Below is a block of records; repeat each one exactly.

·····

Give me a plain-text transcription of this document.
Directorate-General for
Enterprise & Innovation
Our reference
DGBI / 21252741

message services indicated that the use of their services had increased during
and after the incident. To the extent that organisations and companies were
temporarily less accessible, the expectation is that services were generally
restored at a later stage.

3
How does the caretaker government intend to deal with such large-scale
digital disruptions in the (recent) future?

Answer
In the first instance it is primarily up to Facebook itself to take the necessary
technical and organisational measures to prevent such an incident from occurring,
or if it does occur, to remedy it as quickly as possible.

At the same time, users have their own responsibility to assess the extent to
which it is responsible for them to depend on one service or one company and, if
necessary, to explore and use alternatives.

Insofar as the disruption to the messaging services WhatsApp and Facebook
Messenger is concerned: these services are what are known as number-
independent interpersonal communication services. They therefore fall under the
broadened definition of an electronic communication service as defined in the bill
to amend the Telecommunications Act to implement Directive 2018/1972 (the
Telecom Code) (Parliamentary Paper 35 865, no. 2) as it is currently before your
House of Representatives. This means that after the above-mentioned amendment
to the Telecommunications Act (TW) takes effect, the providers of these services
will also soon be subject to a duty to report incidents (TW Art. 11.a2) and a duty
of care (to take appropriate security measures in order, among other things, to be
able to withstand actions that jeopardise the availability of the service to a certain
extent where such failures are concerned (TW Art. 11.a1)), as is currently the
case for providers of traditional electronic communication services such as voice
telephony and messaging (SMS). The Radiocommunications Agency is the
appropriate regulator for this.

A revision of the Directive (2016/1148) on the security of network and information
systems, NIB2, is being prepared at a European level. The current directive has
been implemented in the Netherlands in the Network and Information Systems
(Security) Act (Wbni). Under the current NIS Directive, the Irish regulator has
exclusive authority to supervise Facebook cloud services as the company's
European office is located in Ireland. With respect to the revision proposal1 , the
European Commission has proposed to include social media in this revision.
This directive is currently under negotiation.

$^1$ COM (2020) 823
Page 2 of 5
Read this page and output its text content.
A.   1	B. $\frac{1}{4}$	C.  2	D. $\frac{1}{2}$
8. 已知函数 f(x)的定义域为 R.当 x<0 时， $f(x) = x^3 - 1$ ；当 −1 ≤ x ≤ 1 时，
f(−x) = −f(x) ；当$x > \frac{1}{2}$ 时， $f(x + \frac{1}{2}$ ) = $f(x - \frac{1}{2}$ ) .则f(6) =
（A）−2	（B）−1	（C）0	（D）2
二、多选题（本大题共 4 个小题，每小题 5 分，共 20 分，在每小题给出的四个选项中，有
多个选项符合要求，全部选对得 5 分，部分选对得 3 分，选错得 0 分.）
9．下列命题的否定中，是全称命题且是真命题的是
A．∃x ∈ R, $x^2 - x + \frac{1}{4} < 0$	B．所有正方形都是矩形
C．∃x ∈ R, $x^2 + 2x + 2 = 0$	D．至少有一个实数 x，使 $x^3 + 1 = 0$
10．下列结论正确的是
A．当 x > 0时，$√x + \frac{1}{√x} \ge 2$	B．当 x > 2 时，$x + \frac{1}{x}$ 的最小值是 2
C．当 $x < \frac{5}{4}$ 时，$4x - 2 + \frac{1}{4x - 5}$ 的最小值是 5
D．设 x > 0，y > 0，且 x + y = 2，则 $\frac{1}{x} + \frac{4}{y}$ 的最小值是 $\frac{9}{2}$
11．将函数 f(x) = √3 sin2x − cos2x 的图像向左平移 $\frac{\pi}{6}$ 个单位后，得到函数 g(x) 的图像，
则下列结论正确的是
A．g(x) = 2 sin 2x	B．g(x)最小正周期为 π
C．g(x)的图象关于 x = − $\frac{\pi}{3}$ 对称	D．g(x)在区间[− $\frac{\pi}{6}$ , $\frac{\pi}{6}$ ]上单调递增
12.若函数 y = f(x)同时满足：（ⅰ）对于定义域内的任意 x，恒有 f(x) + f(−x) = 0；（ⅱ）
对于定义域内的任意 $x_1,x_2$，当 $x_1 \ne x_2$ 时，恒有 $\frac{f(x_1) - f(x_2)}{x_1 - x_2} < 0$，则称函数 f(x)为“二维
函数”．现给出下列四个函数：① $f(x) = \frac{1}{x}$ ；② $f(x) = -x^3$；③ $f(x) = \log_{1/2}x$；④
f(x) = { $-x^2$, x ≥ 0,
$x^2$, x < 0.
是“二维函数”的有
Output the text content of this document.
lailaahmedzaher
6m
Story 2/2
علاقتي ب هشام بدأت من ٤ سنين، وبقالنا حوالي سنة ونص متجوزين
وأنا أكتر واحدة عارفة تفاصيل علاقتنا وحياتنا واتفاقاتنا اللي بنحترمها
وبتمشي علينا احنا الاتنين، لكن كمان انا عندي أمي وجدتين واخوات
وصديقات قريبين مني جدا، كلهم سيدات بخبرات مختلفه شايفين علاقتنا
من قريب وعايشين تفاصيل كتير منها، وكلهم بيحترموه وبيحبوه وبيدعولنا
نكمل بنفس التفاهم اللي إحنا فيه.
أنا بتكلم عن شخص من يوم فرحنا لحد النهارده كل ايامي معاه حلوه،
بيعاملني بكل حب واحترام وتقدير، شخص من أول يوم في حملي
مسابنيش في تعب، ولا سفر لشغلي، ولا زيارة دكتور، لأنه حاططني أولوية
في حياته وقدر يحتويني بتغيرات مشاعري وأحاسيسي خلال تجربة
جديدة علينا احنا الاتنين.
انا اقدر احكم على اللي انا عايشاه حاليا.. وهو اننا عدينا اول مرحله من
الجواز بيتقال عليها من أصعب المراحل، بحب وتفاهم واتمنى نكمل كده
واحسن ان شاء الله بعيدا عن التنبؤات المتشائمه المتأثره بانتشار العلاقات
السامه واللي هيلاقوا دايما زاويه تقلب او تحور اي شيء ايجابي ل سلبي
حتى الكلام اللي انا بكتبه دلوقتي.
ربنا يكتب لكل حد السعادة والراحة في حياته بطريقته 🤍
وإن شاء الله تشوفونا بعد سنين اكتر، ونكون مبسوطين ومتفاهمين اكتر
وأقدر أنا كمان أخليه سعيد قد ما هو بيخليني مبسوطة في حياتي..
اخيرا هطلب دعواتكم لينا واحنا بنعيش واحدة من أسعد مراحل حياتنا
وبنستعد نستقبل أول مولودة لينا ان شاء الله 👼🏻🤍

·····

_Full answer_
Give me a plain-text transcription of this document.
Directorate-General for
Enterprise & Innovation
Our reference
DGBI / 21252741

message services indicated that the use of their services had increased during
and after the incident. To the extent that organisations and companies were
temporarily less accessible, the expectation is that services were generally
restored at a later stage.

3
How does the caretaker government intend to deal with such large-scale
digital disruptions in the (recent) future?

Answer
In the first instance it is primarily up to Facebook itself to take the necessary
technical and organisational measures to prevent such an incident from occurring,
or if it does occur, to remedy it as quickly as possible.

At the same time, users have their own responsibility to assess the extent to
which it is responsible for them to depend on one service or one company and, if
necessary, to explore and use alternatives.

Insofar as the disruption to the messaging services WhatsApp and Facebook
Messenger is concerned: these services are what are known as number-
independent interpersonal communication services. They therefore fall under the
broadened definition of an electronic communication service as defined in the bill
to amend the Telecommunications Act to implement Directive 2018/1972 (the
Telecom Code) (Parliamentary Paper 35 865, no. 2) as it is currently before your
House of Representatives. This means that after the above-mentioned amendment
to the Telecommunications Act (TW) takes effect, the providers of these services
will also soon be subject to a duty to report incidents (TW Art. 11.a2) and a duty
of care (to take appropriate security measures in order, among other things, to be
able to withstand actions that jeopardise the availability of the service to a certain
extent where such failures are concerned (TW Art. 11.a1)), as is currently the
case for providers of traditional electronic communication services such as voice
telephony and messaging (SMS). The Radiocommunications Agency is the
appropriate regulator for this.

A revision of the Directive (2016/1148) on the security of network and information
systems, NIB2, is being prepared at a European level. The current directive has
been implemented in the Netherlands in the Network and Information Systems
(Security) Act (Wbni). Under the current NIS Directive, the Irish regulator has
exclusive authority to supervise Facebook cloud services as the company's
European office is located in Ireland. With respect to the revision proposal1 , the
European Commission has proposed to include social media in this revision.
This directive is currently under negotiation.

$^1$ COM (2020) 823
Page 2 of 5
Read this page and output its text content.
A.   1	B. $\frac{1}{4}$	C.  2	D. $\frac{1}{2}$
8. 已知函数 f(x)的定义域为 R.当 x<0 时， $f(x) = x^3 - 1$ ；当 −1 ≤ x ≤ 1 时，
f(−x) = −f(x) ；当$x > \frac{1}{2}$ 时， $f(x + \frac{1}{2}$ ) = $f(x - \frac{1}{2}$ ) .则f(6) =
（A）−2	（B）−1	（C）0	（D）2
二、多选题（本大题共 4 个小题，每小题 5 分，共 20 分，在每小题给出的四个选项中，有
多个选项符合要求，全部选对得 5 分，部分选对得 3 分，选错得 0 分.）
9．下列命题的否定中，是全称命题且是真命题的是
A．∃x ∈ R, $x^2 - x + \frac{1}{4} < 0$	B．所有正方形都是矩形
C．∃x ∈ R, $x^2 + 2x + 2 = 0$	D．至少有一个实数 x，使 $x^3 + 1 = 0$
10．下列结论正确的是
A．当 x > 0时，$√x + \frac{1}{√x} \ge 2$	B．当 x > 2 时，$x + \frac{1}{x}$ 的最小值是 2
C．当 $x < \frac{5}{4}$ 时，$4x - 2 + \frac{1}{4x - 5}$ 的最小值是 5
D．设 x > 0，y > 0，且 x + y = 2，则 $\frac{1}{x} + \frac{4}{y}$ 的最小值是 $\frac{9}{2}$
11．将函数 f(x) = √3 sin2x − cos2x 的图像向左平移 $\frac{\pi}{6}$ 个单位后，得到函数 g(x) 的图像，
则下列结论正确的是
A．g(x) = 2 sin 2x	B．g(x)最小正周期为 π
C．g(x)的图象关于 x = − $\frac{\pi}{3}$ 对称	D．g(x)在区间[− $\frac{\pi}{6}$ , $\frac{\pi}{6}$ ]上单调递增
12.若函数 y = f(x)同时满足：（ⅰ）对于定义域内的任意 x，恒有 f(x) + f(−x) = 0；（ⅱ）
对于定义域内的任意 $x_1,x_2$，当 $x_1 \ne x_2$ 时，恒有 $\frac{f(x_1) - f(x_2)}{x_1 - x_2} < 0$，则称函数 f(x)为“二维
函数”．现给出下列四个函数：① $f(x) = \frac{1}{x}$ ；② $f(x) = -x^3$；③ $f(x) = \log_{1/2}x$；④
f(x) = { $-x^2$, x ≥ 0,
$x^2$, x < 0.
是“二维函数”的有
Output the text content of this document.
lailaahmedzaher
6m
Story 2/2
علاقتي ب هشام بدأت من ٤ سنين، وبقالنا حوالي سنة ونص متجوزين
وأنا أكتر واحدة عارفة تفاصيل علاقتنا وحياتنا واتفاقاتنا اللي بنحترمها
وبتمشي علينا احنا الاتنين، لكن كمان انا عندي أمي وجدتين واخوات
وصديقات قريبين مني جدا، كلهم سيدات بخبرات مختلفه شايفين علاقتنا
من قريب وعايشين تفاصيل كتير منها، وكلهم بيحترموه وبيحبوه وبيدعولنا
نكمل بنفس التفاهم اللي إحنا فيه.
أنا بتكلم عن شخص من يوم فرحنا لحد النهارده كل ايامي معاه حلوه،
بيعاملني بكل حب واحترام وتقدير، شخص من أول يوم في حملي
مسابنيش في تعب، ولا سفر لشغلي، ولا زيارة دكتور، لأنه حاططني أولوية
في حياته وقدر يحتويني بتغيرات مشاعري وأحاسيسي خلال تجربة
جديدة علينا احنا الاتنين.
انا اقدر احكم على اللي انا عايشاه حاليا.. وهو اننا عدينا اول مرحله من
الجواز بيتقال عليها من أصعب المراحل، بحب وتفاهم واتمنى نكمل كده
واحسن ان شاء الله بعيدا عن التنبؤات المتشائمه المتأثره بانتشار العلاقات
السامه واللي هيلاقوا دايما زاويه تقلب او تحور اي شيء ايجابي ل سلبي
حتى الكلام اللي انا بكتبه دلوقتي.
ربنا يكتب لكل حد السعادة والراحة في حياته بطريقته 🤍
وإن شاء الله تشوفونا بعد سنين اكتر، ونكون مبسوطين ومتفاهمين اكتر
وأقدر أنا كمان أخليه سعيد قد ما هو بيخليني مبسوطة في حياتي..
اخيرا هطلب دعواتكم لينا واحنا بنعيش واحدة من أسعد مراحل حياتنا
وبنستعد نستقبل أول مولودة لينا ان شاء الله 👼🏻🤍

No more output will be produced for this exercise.